Challenge —
Locate the string "this" throughout the material and copy every line in which it occurs.

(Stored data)
---*---
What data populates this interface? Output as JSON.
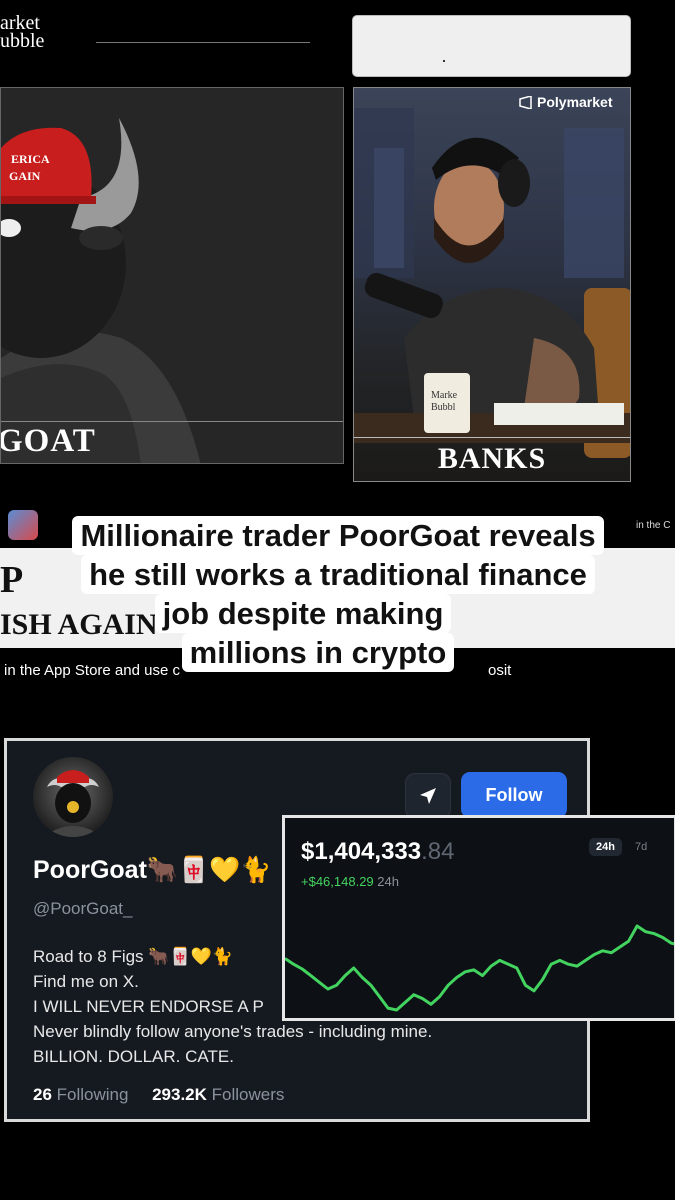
{
  "video": {
    "logo_lines": [
      "arket",
      "ubble"
    ],
    "left_panel_caption": "GOAT",
    "right_panel_caption": "BANKS",
    "right_panel_brand": "Polymarket",
    "mug_text": [
      "Marke",
      "Bubbl"
    ],
    "hat_text": [
      "ERICA",
      "GAIN"
    ]
  },
  "strip": {
    "big_letter": "P",
    "subtitle": "ISH AGAIN",
    "app_store_line": "in the App Store and use c",
    "deposit_fragment": "osit",
    "corner_text": "in the C"
  },
  "headline": {
    "lines": [
      "Millionaire trader PoorGoat reveals",
      "he still works a traditional finance",
      "job despite making",
      "millions in crypto"
    ]
  },
  "profile": {
    "name": "PoorGoat🐂🀄💛🐈",
    "handle": "@PoorGoat_",
    "follow_label": "Follow",
    "share_icon": "send-icon",
    "bio": [
      "Road to 8 Figs 🐂🀄💛🐈",
      "Find me on X.",
      "I WILL NEVER ENDORSE A P",
      "Never blindly follow anyone's trades - including mine.",
      "BILLION. DOLLAR. CATE."
    ],
    "following_count": "26",
    "following_label": "Following",
    "followers_count": "293.2K",
    "followers_label": "Followers",
    "colors": {
      "card_bg": "#151a21",
      "follow_bg": "#2b6be8"
    }
  },
  "pnl": {
    "amount_main": "$1,404,333",
    "amount_cents": ".84",
    "change": "+$46,148.29",
    "change_period": "24h",
    "tabs": [
      "24h",
      "7d"
    ],
    "active_tab": "24h",
    "line_color": "#43d460",
    "series_values": [
      58,
      52,
      47,
      40,
      33,
      26,
      30,
      40,
      48,
      38,
      30,
      18,
      6,
      4,
      12,
      20,
      16,
      10,
      18,
      30,
      38,
      44,
      46,
      40,
      50,
      56,
      52,
      48,
      30,
      24,
      36,
      52,
      56,
      52,
      50,
      56,
      62,
      66,
      64,
      70,
      76,
      92,
      86,
      84,
      80,
      74,
      72
    ]
  }
}
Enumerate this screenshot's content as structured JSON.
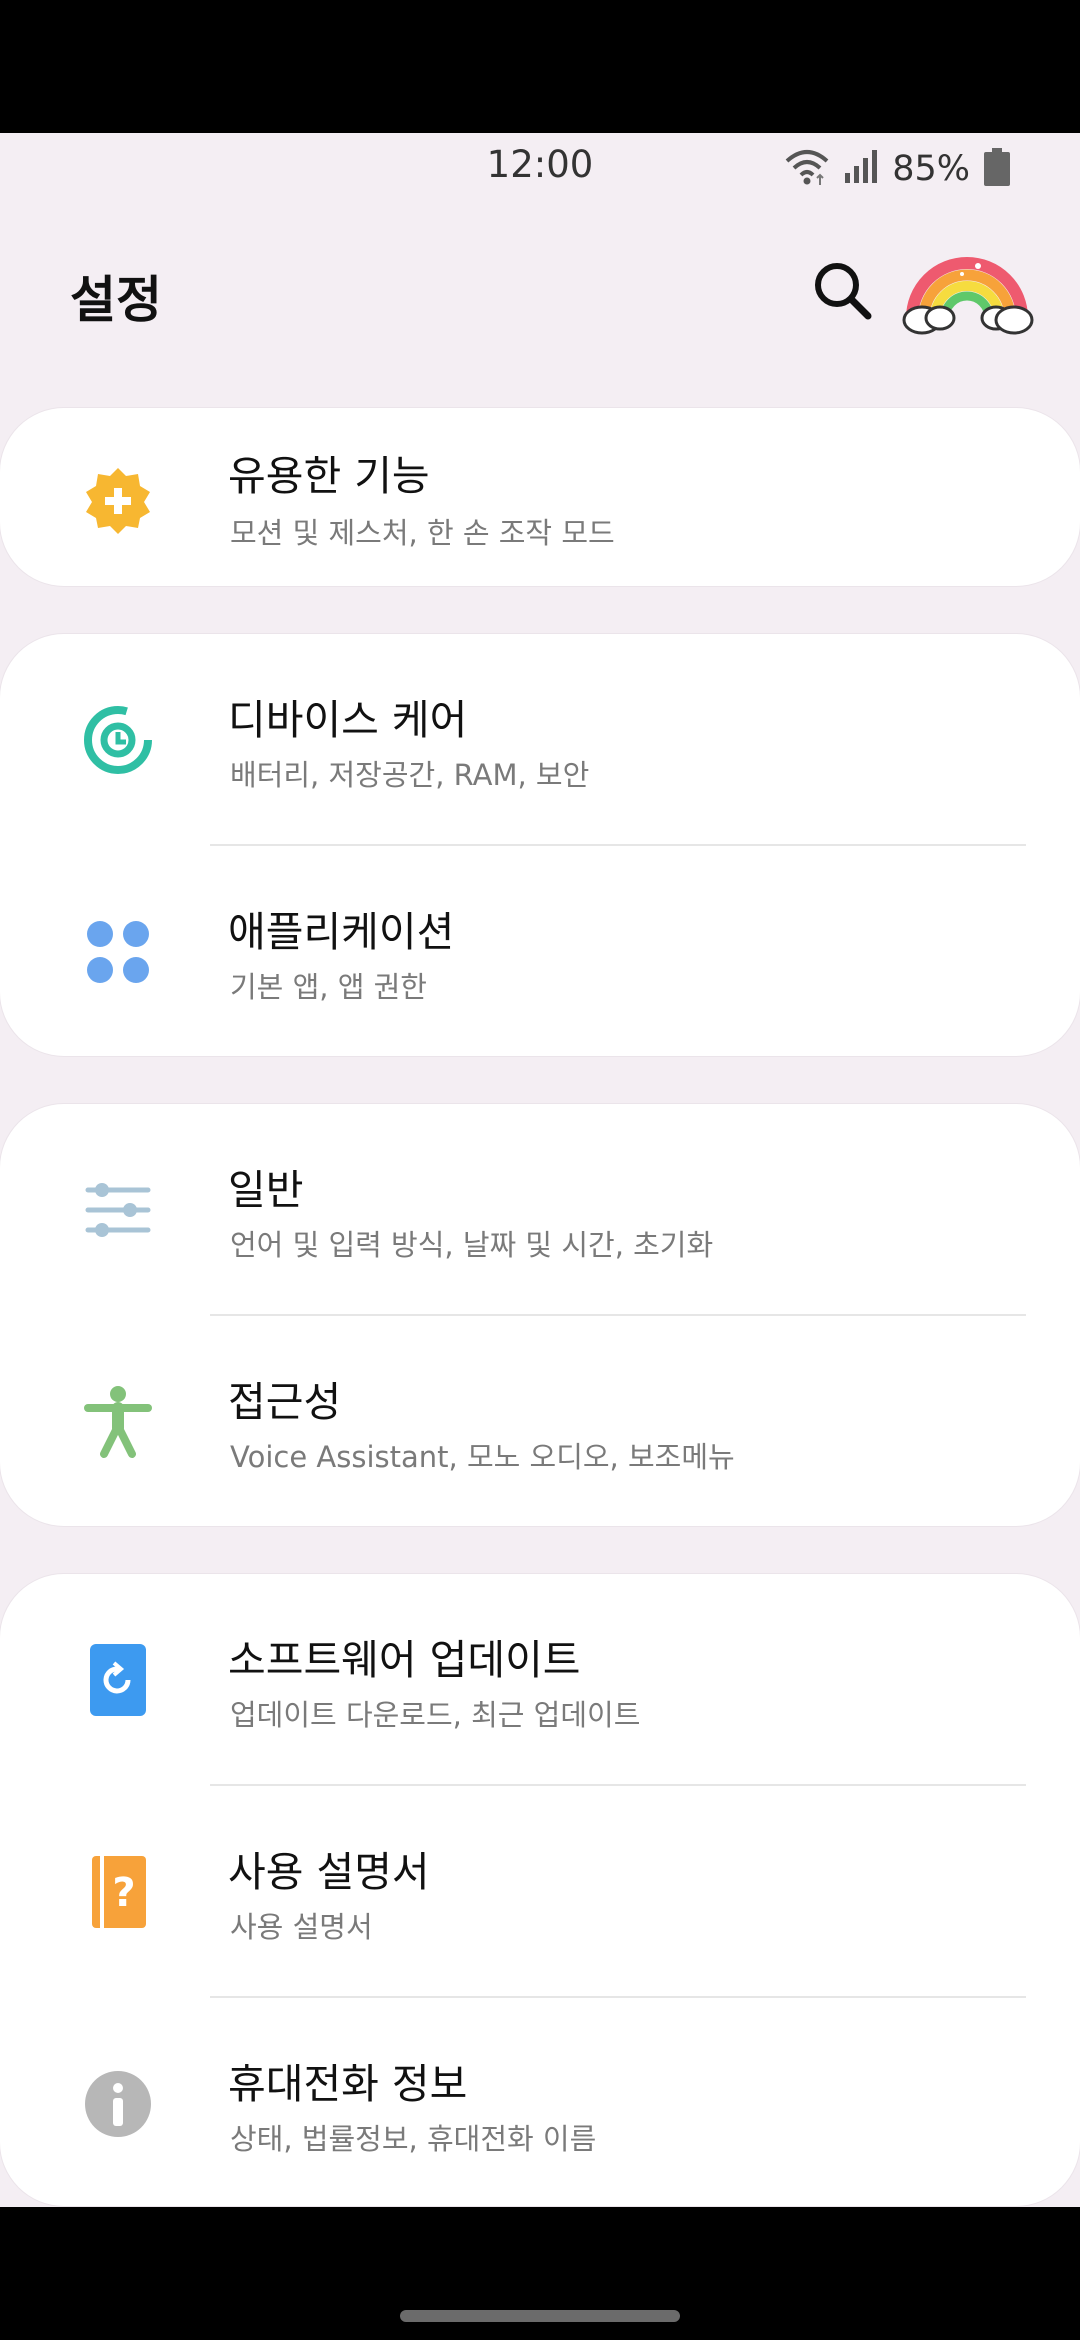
{
  "status_bar": {
    "time": "12:00",
    "battery_percent": "85%",
    "icons": [
      "wifi-icon",
      "signal-icon",
      "battery-icon"
    ]
  },
  "header": {
    "title": "설정",
    "search_icon": "search-icon",
    "avatar_icon": "rainbow-avatar-icon"
  },
  "menu": {
    "advanced": {
      "title": "유용한 기능",
      "subtitle": "모션 및 제스처, 한 손 조작 모드",
      "icon": "gear-plus-icon",
      "color": "#f7b731"
    },
    "device_care": {
      "title": "디바이스 케어",
      "subtitle": "배터리, 저장공간, RAM, 보안",
      "icon": "device-care-icon",
      "color": "#2fbfa4"
    },
    "apps": {
      "title": "애플리케이션",
      "subtitle": "기본 앱, 앱 권한",
      "icon": "apps-grid-icon",
      "color": "#6aa5ee"
    },
    "general": {
      "title": "일반",
      "subtitle": "언어 및 입력 방식, 날짜 및 시간, 초기화",
      "icon": "sliders-icon",
      "color": "#a9c4d6"
    },
    "accessibility": {
      "title": "접근성",
      "subtitle": "Voice Assistant, 모노 오디오, 보조메뉴",
      "icon": "accessibility-icon",
      "color": "#83c27a"
    },
    "software_update": {
      "title": "소프트웨어 업데이트",
      "subtitle": "업데이트 다운로드, 최근 업데이트",
      "icon": "software-update-icon",
      "color": "#3d9af0"
    },
    "user_manual": {
      "title": "사용 설명서",
      "subtitle": "사용 설명서",
      "icon": "user-manual-icon",
      "color": "#f7a23a"
    },
    "about_phone": {
      "title": "휴대전화 정보",
      "subtitle": "상태, 법률정보, 휴대전화 이름",
      "icon": "info-icon",
      "color": "#b7b7b7"
    }
  }
}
---*---
The solution —
What data populates this interface? Output as JSON.
Enumerate this screenshot's content as structured JSON.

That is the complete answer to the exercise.